PROBLEM DESCRIPTION:
Would you repeat the listing exactly but omit every picture?

Dataset rows
==*==
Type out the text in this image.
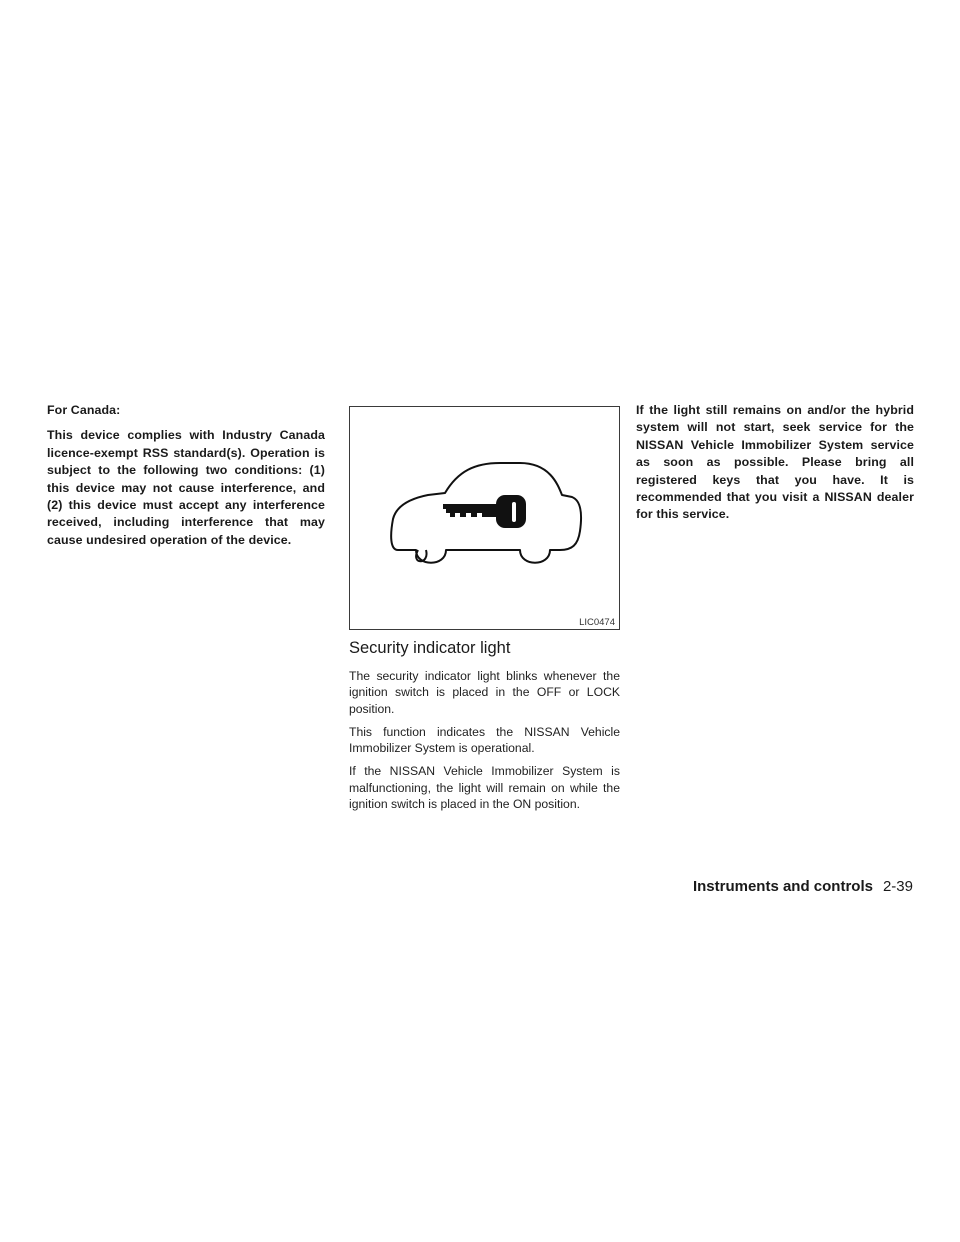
For Canada:

This device complies with Industry Canada licence-exempt RSS standard(s). Operation is subject to the following two conditions: (1) this device may not cause interference, and (2) this device must accept any interference received, including interference that may cause undesired operation of the device.

LIC0474
Security indicator light

The security indicator light blinks whenever the ignition switch is placed in the OFF or LOCK position.

This function indicates the NISSAN Vehicle Immobilizer System is operational.

If the NISSAN Vehicle Immobilizer System is malfunctioning, the light will remain on while the ignition switch is placed in the ON position.

If the light still remains on and/or the hybrid system will not start, seek service for the NISSAN Vehicle Immobilizer System service as soon as possible. Please bring all registered keys that you have. It is recommended that you visit a NISSAN dealer for this service.

Instruments and controls 2-39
==*==
FULL ANSWER:
Type out the text in this image.
For Canada:

This device complies with Industry Canada licence-exempt RSS standard(s). Operation is subject to the following two conditions: (1) this device may not cause interference, and (2) this device must accept any interference received, including interference that may cause undesired operation of the device.

LIC0474
Security indicator light

The security indicator light blinks whenever the ignition switch is placed in the OFF or LOCK position.

This function indicates the NISSAN Vehicle Immobilizer System is operational.

If the NISSAN Vehicle Immobilizer System is malfunctioning, the light will remain on while the ignition switch is placed in the ON position.

If the light still remains on and/or the hybrid system will not start, seek service for the NISSAN Vehicle Immobilizer System service as soon as possible. Please bring all registered keys that you have. It is recommended that you visit a NISSAN dealer for this service.

Instruments and controls 2-39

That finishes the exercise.